The reply must repeat each entry exactly and contain no pictures.

[Items from an interface collection]
- Opening Delimiter -

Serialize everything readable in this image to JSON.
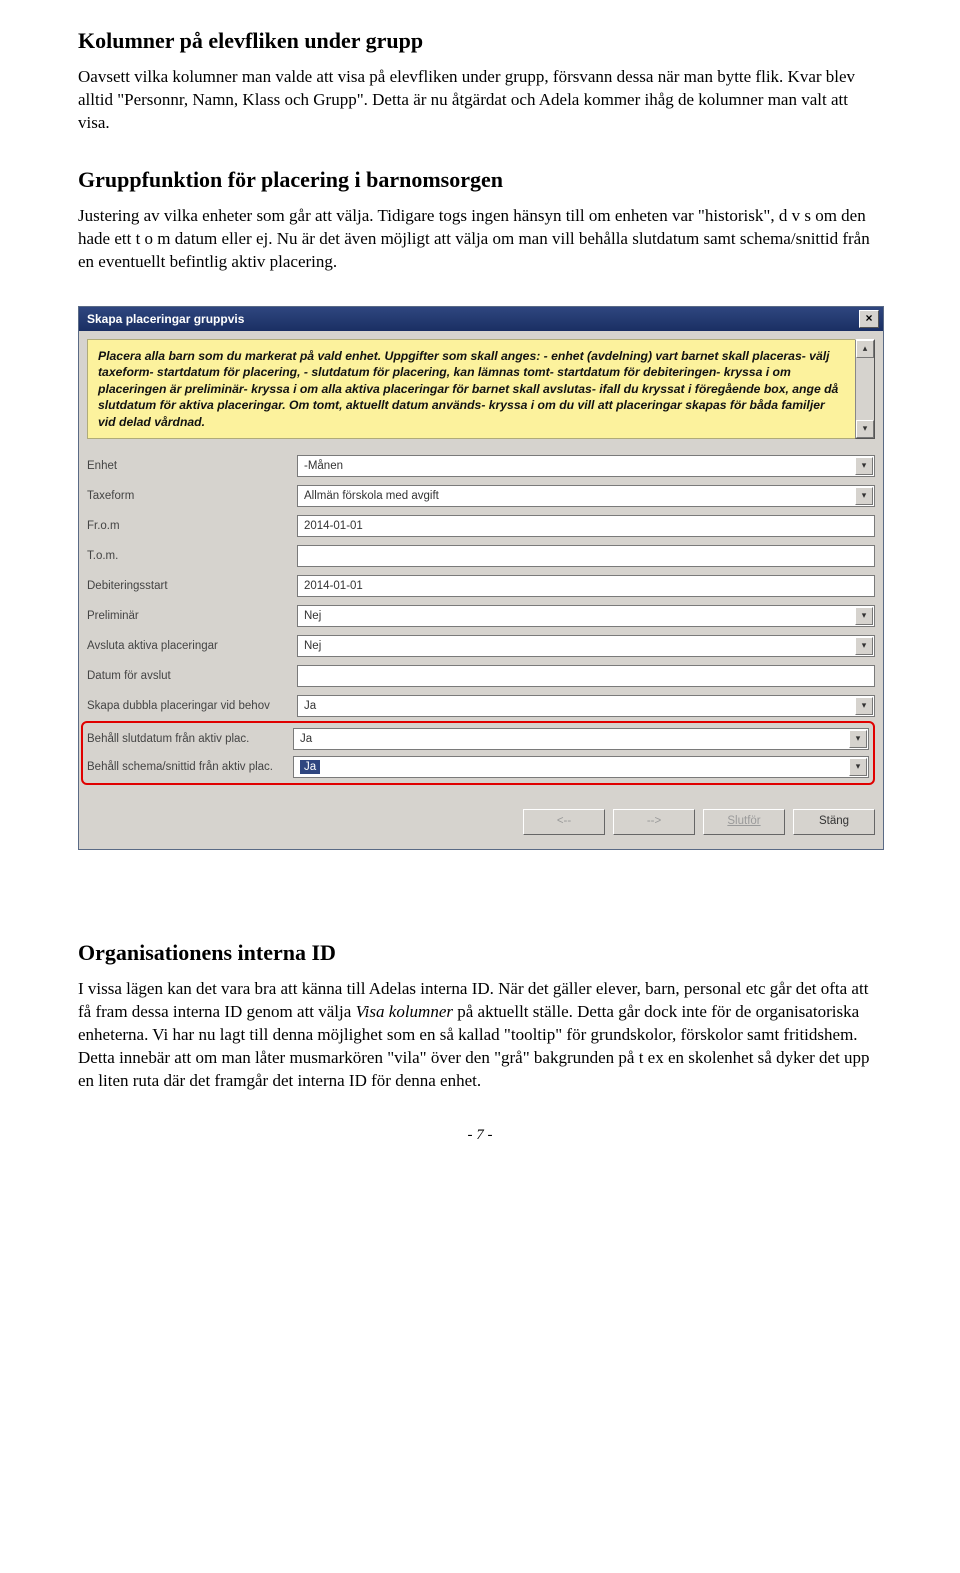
{
  "section1": {
    "title": "Kolumner på elevfliken under grupp",
    "para": "Oavsett vilka kolumner man valde att visa på elevfliken under grupp, försvann dessa när man bytte flik. Kvar blev alltid \"Personnr, Namn, Klass och Grupp\". Detta är nu åtgärdat och Adela kommer ihåg de kolumner man valt att visa."
  },
  "section2": {
    "title": "Gruppfunktion för placering i barnomsorgen",
    "para": "Justering av vilka enheter som går att välja. Tidigare togs ingen hänsyn till om enheten var \"historisk\", d v s om den hade ett t o m datum eller ej. Nu är det även möjligt att välja om man vill behålla slutdatum samt schema/snittid från en eventuellt befintlig aktiv placering."
  },
  "dialog": {
    "title": "Skapa placeringar gruppvis",
    "info": "Placera alla barn som du markerat på vald enhet. Uppgifter som skall anges: - enhet (avdelning) vart barnet skall placeras- välj taxeform- startdatum för placering, - slutdatum för placering, kan lämnas tomt- startdatum för debiteringen- kryssa i om placeringen är preliminär- kryssa i om alla aktiva placeringar för barnet skall avslutas- ifall du kryssat i föregående box, ange då slutdatum för aktiva placeringar. Om tomt, aktuellt datum används- kryssa i om du vill att placeringar skapas för båda familjer vid delad vårdnad.",
    "rows": {
      "enhet": {
        "label": "Enhet",
        "value": "-Månen"
      },
      "taxeform": {
        "label": "Taxeform",
        "value": "Allmän förskola med avgift"
      },
      "from": {
        "label": "Fr.o.m",
        "value": "2014-01-01"
      },
      "tom": {
        "label": "T.o.m.",
        "value": ""
      },
      "debstart": {
        "label": "Debiteringsstart",
        "value": "2014-01-01"
      },
      "preliminar": {
        "label": "Preliminär",
        "value": "Nej"
      },
      "avsluta": {
        "label": "Avsluta aktiva placeringar",
        "value": "Nej"
      },
      "avslutdatum": {
        "label": "Datum för avslut",
        "value": ""
      },
      "dubbla": {
        "label": "Skapa dubbla placeringar vid behov",
        "value": "Ja"
      },
      "behallslut": {
        "label": "Behåll slutdatum från aktiv plac.",
        "value": "Ja"
      },
      "behallschema": {
        "label": "Behåll schema/snittid från aktiv plac.",
        "value": "Ja"
      }
    },
    "buttons": {
      "back": "<--",
      "next": "-->",
      "finish": "Slutför",
      "close": "Stäng"
    }
  },
  "section3": {
    "title": "Organisationens interna ID",
    "para_pre": "I vissa lägen kan det vara bra att känna till Adelas interna ID. När det gäller elever, barn, personal etc går det ofta att få fram dessa interna ID genom att välja ",
    "para_em": "Visa kolumner",
    "para_post": " på aktuellt ställe. Detta går dock inte för de organisatoriska enheterna. Vi har nu lagt till denna möjlighet som en så kallad \"tooltip\" för grundskolor, förskolor samt fritidshem. Detta innebär att om man låter musmarkören \"vila\" över den \"grå\" bakgrunden på t ex en skolenhet så dyker det upp en liten ruta där det framgår det interna ID för denna enhet."
  },
  "footer": "- 7 -"
}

- Closing Delimiter -

SOLUTION TO THE EXERCISE -
Serialize everything readable in this image to JSON.
{
  "section1": {
    "title": "Kolumner på elevfliken under grupp",
    "para": "Oavsett vilka kolumner man valde att visa på elevfliken under grupp, försvann dessa när man bytte flik. Kvar blev alltid \"Personnr, Namn, Klass och Grupp\". Detta är nu åtgärdat och Adela kommer ihåg de kolumner man valt att visa."
  },
  "section2": {
    "title": "Gruppfunktion för placering i barnomsorgen",
    "para": "Justering av vilka enheter som går att välja. Tidigare togs ingen hänsyn till om enheten var \"historisk\", d v s om den hade ett t o m datum eller ej. Nu är det även möjligt att välja om man vill behålla slutdatum samt schema/snittid från en eventuellt befintlig aktiv placering."
  },
  "dialog": {
    "title": "Skapa placeringar gruppvis",
    "info": "Placera alla barn som du markerat på vald enhet. Uppgifter som skall anges: - enhet (avdelning) vart barnet skall placeras- välj taxeform- startdatum för placering, - slutdatum för placering, kan lämnas tomt- startdatum för debiteringen- kryssa i om placeringen är preliminär- kryssa i om alla aktiva placeringar för barnet skall avslutas- ifall du kryssat i föregående box, ange då slutdatum för aktiva placeringar. Om tomt, aktuellt datum används- kryssa i om du vill att placeringar skapas för båda familjer vid delad vårdnad.",
    "rows": {
      "enhet": {
        "label": "Enhet",
        "value": "-Månen"
      },
      "taxeform": {
        "label": "Taxeform",
        "value": "Allmän förskola med avgift"
      },
      "from": {
        "label": "Fr.o.m",
        "value": "2014-01-01"
      },
      "tom": {
        "label": "T.o.m.",
        "value": ""
      },
      "debstart": {
        "label": "Debiteringsstart",
        "value": "2014-01-01"
      },
      "preliminar": {
        "label": "Preliminär",
        "value": "Nej"
      },
      "avsluta": {
        "label": "Avsluta aktiva placeringar",
        "value": "Nej"
      },
      "avslutdatum": {
        "label": "Datum för avslut",
        "value": ""
      },
      "dubbla": {
        "label": "Skapa dubbla placeringar vid behov",
        "value": "Ja"
      },
      "behallslut": {
        "label": "Behåll slutdatum från aktiv plac.",
        "value": "Ja"
      },
      "behallschema": {
        "label": "Behåll schema/snittid från aktiv plac.",
        "value": "Ja"
      }
    },
    "buttons": {
      "back": "<--",
      "next": "-->",
      "finish": "Slutför",
      "close": "Stäng"
    }
  },
  "section3": {
    "title": "Organisationens interna ID",
    "para_pre": "I vissa lägen kan det vara bra att känna till Adelas interna ID. När det gäller elever, barn, personal etc går det ofta att få fram dessa interna ID genom att välja ",
    "para_em": "Visa kolumner",
    "para_post": " på aktuellt ställe. Detta går dock inte för de organisatoriska enheterna. Vi har nu lagt till denna möjlighet som en så kallad \"tooltip\" för grundskolor, förskolor samt fritidshem. Detta innebär att om man låter musmarkören \"vila\" över den \"grå\" bakgrunden på t ex en skolenhet så dyker det upp en liten ruta där det framgår det interna ID för denna enhet."
  },
  "footer": "- 7 -"
}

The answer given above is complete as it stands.